(Source data)
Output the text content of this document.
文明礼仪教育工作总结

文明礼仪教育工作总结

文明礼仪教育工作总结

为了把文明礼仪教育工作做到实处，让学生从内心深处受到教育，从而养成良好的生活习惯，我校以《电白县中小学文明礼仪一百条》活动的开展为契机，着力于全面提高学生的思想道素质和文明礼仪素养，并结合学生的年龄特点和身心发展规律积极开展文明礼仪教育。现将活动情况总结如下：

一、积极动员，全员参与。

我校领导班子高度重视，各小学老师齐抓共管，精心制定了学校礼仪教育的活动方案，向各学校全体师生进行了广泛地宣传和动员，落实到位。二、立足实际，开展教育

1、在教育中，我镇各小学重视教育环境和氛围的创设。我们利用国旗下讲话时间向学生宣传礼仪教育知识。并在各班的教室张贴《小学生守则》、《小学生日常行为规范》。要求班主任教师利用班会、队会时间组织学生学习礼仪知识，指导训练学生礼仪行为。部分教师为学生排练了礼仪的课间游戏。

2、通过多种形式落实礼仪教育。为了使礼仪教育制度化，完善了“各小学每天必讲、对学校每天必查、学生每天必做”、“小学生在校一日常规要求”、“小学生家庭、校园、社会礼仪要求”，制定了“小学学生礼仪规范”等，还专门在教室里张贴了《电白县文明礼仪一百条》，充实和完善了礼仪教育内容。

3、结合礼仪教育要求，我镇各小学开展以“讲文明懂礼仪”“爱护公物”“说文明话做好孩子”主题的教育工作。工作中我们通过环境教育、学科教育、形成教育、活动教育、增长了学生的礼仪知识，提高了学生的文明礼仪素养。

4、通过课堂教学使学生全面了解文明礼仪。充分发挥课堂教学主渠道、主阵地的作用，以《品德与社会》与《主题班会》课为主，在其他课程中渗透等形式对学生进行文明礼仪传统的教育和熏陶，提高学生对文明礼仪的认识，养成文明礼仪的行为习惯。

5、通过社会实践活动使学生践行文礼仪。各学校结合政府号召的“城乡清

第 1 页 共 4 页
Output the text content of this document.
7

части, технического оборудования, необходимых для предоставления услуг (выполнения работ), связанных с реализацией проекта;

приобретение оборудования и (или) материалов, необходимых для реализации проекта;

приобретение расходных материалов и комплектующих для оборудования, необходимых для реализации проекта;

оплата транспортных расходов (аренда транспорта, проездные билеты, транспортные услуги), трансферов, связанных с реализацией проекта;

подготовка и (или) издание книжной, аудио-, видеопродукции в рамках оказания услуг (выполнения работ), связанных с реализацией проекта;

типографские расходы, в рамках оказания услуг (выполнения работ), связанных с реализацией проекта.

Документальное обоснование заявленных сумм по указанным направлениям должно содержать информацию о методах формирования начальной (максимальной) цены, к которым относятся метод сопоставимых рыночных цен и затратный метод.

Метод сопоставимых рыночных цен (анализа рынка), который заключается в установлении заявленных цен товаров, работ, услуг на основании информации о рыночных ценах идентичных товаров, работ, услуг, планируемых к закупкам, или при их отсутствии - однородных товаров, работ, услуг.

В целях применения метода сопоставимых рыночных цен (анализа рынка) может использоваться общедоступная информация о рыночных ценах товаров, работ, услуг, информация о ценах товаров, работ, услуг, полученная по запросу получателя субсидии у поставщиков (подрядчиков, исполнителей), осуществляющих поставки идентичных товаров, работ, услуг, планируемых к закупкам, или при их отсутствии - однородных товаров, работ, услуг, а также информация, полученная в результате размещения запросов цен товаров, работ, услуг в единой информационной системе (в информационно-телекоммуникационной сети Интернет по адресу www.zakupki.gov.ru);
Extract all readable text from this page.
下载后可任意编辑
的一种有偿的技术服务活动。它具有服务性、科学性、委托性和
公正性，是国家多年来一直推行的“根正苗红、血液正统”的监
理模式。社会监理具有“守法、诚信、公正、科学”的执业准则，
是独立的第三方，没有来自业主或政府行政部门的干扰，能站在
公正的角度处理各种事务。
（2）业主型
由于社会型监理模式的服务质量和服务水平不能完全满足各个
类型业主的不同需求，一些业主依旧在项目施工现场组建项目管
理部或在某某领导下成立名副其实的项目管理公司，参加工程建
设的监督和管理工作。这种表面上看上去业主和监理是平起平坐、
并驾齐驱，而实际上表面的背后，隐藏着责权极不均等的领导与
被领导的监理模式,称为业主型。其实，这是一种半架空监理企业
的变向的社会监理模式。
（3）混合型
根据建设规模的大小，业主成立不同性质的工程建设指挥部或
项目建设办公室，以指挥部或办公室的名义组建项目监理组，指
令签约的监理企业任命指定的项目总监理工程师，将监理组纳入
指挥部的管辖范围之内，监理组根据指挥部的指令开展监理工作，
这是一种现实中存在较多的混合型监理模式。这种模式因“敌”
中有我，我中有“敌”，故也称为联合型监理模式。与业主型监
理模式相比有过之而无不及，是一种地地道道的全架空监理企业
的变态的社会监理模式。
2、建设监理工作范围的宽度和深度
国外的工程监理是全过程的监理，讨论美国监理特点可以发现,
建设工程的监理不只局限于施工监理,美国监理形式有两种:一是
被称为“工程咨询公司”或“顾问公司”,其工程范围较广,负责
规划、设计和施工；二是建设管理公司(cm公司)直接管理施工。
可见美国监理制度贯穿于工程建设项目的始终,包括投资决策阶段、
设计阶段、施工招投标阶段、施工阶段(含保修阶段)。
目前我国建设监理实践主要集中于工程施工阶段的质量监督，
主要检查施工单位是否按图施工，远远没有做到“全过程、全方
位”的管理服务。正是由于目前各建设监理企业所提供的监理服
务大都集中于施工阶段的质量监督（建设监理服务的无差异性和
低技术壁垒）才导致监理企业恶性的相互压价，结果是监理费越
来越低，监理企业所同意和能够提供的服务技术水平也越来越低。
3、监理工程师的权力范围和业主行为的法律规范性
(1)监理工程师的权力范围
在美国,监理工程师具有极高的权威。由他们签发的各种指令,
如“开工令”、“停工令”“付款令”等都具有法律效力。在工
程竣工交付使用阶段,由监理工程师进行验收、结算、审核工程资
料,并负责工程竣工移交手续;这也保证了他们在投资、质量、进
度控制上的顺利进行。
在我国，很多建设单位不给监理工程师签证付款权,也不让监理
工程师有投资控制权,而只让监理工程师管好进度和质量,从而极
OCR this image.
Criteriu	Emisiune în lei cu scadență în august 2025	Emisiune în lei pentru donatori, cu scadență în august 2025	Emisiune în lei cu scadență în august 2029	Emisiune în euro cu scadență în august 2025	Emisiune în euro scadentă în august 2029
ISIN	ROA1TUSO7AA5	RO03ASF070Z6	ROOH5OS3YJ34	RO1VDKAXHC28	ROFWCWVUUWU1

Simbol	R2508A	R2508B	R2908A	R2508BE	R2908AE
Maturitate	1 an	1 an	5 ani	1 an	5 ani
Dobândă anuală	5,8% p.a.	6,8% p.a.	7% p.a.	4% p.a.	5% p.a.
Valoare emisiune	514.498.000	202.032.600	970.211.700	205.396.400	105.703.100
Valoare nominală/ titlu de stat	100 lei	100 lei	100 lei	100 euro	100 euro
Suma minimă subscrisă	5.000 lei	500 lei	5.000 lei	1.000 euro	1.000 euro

→ **Written instruction**: Repeat the records above exactly, from the first line to the last.

→ **Complete answer**:
Output the text content of this document.
文明礼仪教育工作总结

文明礼仪教育工作总结

文明礼仪教育工作总结

为了把文明礼仪教育工作做到实处，让学生从内心深处受到教育，从而养成良好的生活习惯，我校以《电白县中小学文明礼仪一百条》活动的开展为契机，着力于全面提高学生的思想道素质和文明礼仪素养，并结合学生的年龄特点和身心发展规律积极开展文明礼仪教育。现将活动情况总结如下：

一、积极动员，全员参与。

我校领导班子高度重视，各小学老师齐抓共管，精心制定了学校礼仪教育的活动方案，向各学校全体师生进行了广泛地宣传和动员，落实到位。二、立足实际，开展教育

1、在教育中，我镇各小学重视教育环境和氛围的创设。我们利用国旗下讲话时间向学生宣传礼仪教育知识。并在各班的教室张贴《小学生守则》、《小学生日常行为规范》。要求班主任教师利用班会、队会时间组织学生学习礼仪知识，指导训练学生礼仪行为。部分教师为学生排练了礼仪的课间游戏。

2、通过多种形式落实礼仪教育。为了使礼仪教育制度化，完善了“各小学每天必讲、对学校每天必查、学生每天必做”、“小学生在校一日常规要求”、“小学生家庭、校园、社会礼仪要求”，制定了“小学学生礼仪规范”等，还专门在教室里张贴了《电白县文明礼仪一百条》，充实和完善了礼仪教育内容。

3、结合礼仪教育要求，我镇各小学开展以“讲文明懂礼仪”“爱护公物”“说文明话做好孩子”主题的教育工作。工作中我们通过环境教育、学科教育、形成教育、活动教育、增长了学生的礼仪知识，提高了学生的文明礼仪素养。

4、通过课堂教学使学生全面了解文明礼仪。充分发挥课堂教学主渠道、主阵地的作用，以《品德与社会》与《主题班会》课为主，在其他课程中渗透等形式对学生进行文明礼仪传统的教育和熏陶，提高学生对文明礼仪的认识，养成文明礼仪的行为习惯。

5、通过社会实践活动使学生践行文礼仪。各学校结合政府号召的“城乡清

第 1 页 共 4 页
Output the text content of this document.
7

части, технического оборудования, необходимых для предоставления услуг (выполнения работ), связанных с реализацией проекта;

приобретение оборудования и (или) материалов, необходимых для реализации проекта;

приобретение расходных материалов и комплектующих для оборудования, необходимых для реализации проекта;

оплата транспортных расходов (аренда транспорта, проездные билеты, транспортные услуги), трансферов, связанных с реализацией проекта;

подготовка и (или) издание книжной, аудио-, видеопродукции в рамках оказания услуг (выполнения работ), связанных с реализацией проекта;

типографские расходы, в рамках оказания услуг (выполнения работ), связанных с реализацией проекта.

Документальное обоснование заявленных сумм по указанным направлениям должно содержать информацию о методах формирования начальной (максимальной) цены, к которым относятся метод сопоставимых рыночных цен и затратный метод.

Метод сопоставимых рыночных цен (анализа рынка), который заключается в установлении заявленных цен товаров, работ, услуг на основании информации о рыночных ценах идентичных товаров, работ, услуг, планируемых к закупкам, или при их отсутствии - однородных товаров, работ, услуг.

В целях применения метода сопоставимых рыночных цен (анализа рынка) может использоваться общедоступная информация о рыночных ценах товаров, работ, услуг, информация о ценах товаров, работ, услуг, полученная по запросу получателя субсидии у поставщиков (подрядчиков, исполнителей), осуществляющих поставки идентичных товаров, работ, услуг, планируемых к закупкам, или при их отсутствии - однородных товаров, работ, услуг, а также информация, полученная в результате размещения запросов цен товаров, работ, услуг в единой информационной системе (в информационно-телекоммуникационной сети Интернет по адресу www.zakupki.gov.ru);
Extract all readable text from this page.
下载后可任意编辑
的一种有偿的技术服务活动。它具有服务性、科学性、委托性和
公正性，是国家多年来一直推行的“根正苗红、血液正统”的监
理模式。社会监理具有“守法、诚信、公正、科学”的执业准则，
是独立的第三方，没有来自业主或政府行政部门的干扰，能站在
公正的角度处理各种事务。
（2）业主型
由于社会型监理模式的服务质量和服务水平不能完全满足各个
类型业主的不同需求，一些业主依旧在项目施工现场组建项目管
理部或在某某领导下成立名副其实的项目管理公司，参加工程建
设的监督和管理工作。这种表面上看上去业主和监理是平起平坐、
并驾齐驱，而实际上表面的背后，隐藏着责权极不均等的领导与
被领导的监理模式,称为业主型。其实，这是一种半架空监理企业
的变向的社会监理模式。
（3）混合型
根据建设规模的大小，业主成立不同性质的工程建设指挥部或
项目建设办公室，以指挥部或办公室的名义组建项目监理组，指
令签约的监理企业任命指定的项目总监理工程师，将监理组纳入
指挥部的管辖范围之内，监理组根据指挥部的指令开展监理工作，
这是一种现实中存在较多的混合型监理模式。这种模式因“敌”
中有我，我中有“敌”，故也称为联合型监理模式。与业主型监
理模式相比有过之而无不及，是一种地地道道的全架空监理企业
的变态的社会监理模式。
2、建设监理工作范围的宽度和深度
国外的工程监理是全过程的监理，讨论美国监理特点可以发现,
建设工程的监理不只局限于施工监理,美国监理形式有两种:一是
被称为“工程咨询公司”或“顾问公司”,其工程范围较广,负责
规划、设计和施工；二是建设管理公司(cm公司)直接管理施工。
可见美国监理制度贯穿于工程建设项目的始终,包括投资决策阶段、
设计阶段、施工招投标阶段、施工阶段(含保修阶段)。
目前我国建设监理实践主要集中于工程施工阶段的质量监督，
主要检查施工单位是否按图施工，远远没有做到“全过程、全方
位”的管理服务。正是由于目前各建设监理企业所提供的监理服
务大都集中于施工阶段的质量监督（建设监理服务的无差异性和
低技术壁垒）才导致监理企业恶性的相互压价，结果是监理费越
来越低，监理企业所同意和能够提供的服务技术水平也越来越低。
3、监理工程师的权力范围和业主行为的法律规范性
(1)监理工程师的权力范围
在美国,监理工程师具有极高的权威。由他们签发的各种指令,
如“开工令”、“停工令”“付款令”等都具有法律效力。在工
程竣工交付使用阶段,由监理工程师进行验收、结算、审核工程资
料,并负责工程竣工移交手续;这也保证了他们在投资、质量、进
度控制上的顺利进行。
在我国，很多建设单位不给监理工程师签证付款权,也不让监理
工程师有投资控制权,而只让监理工程师管好进度和质量,从而极
OCR this image.
Criteriu	Emisiune în lei cu scadență în august 2025	Emisiune în lei pentru donatori, cu scadență în august 2025	Emisiune în lei cu scadență în august 2029	Emisiune în euro cu scadență în august 2025	Emisiune în euro scadentă în august 2029
ISIN	ROA1TUSO7AA5	RO03ASF070Z6	ROOH5OS3YJ34	RO1VDKAXHC28	ROFWCWVUUWU1

Simbol	R2508A	R2508B	R2908A	R2508BE	R2908AE
Maturitate	1 an	1 an	5 ani	1 an	5 ani
Dobândă anuală	5,8% p.a.	6,8% p.a.	7% p.a.	4% p.a.	5% p.a.
Valoare emisiune	514.498.000	202.032.600	970.211.700	205.396.400	105.703.100
Valoare nominală/ titlu de stat	100 lei	100 lei	100 lei	100 euro	100 euro
Suma minimă subscrisă	5.000 lei	500 lei	5.000 lei	1.000 euro	1.000 euro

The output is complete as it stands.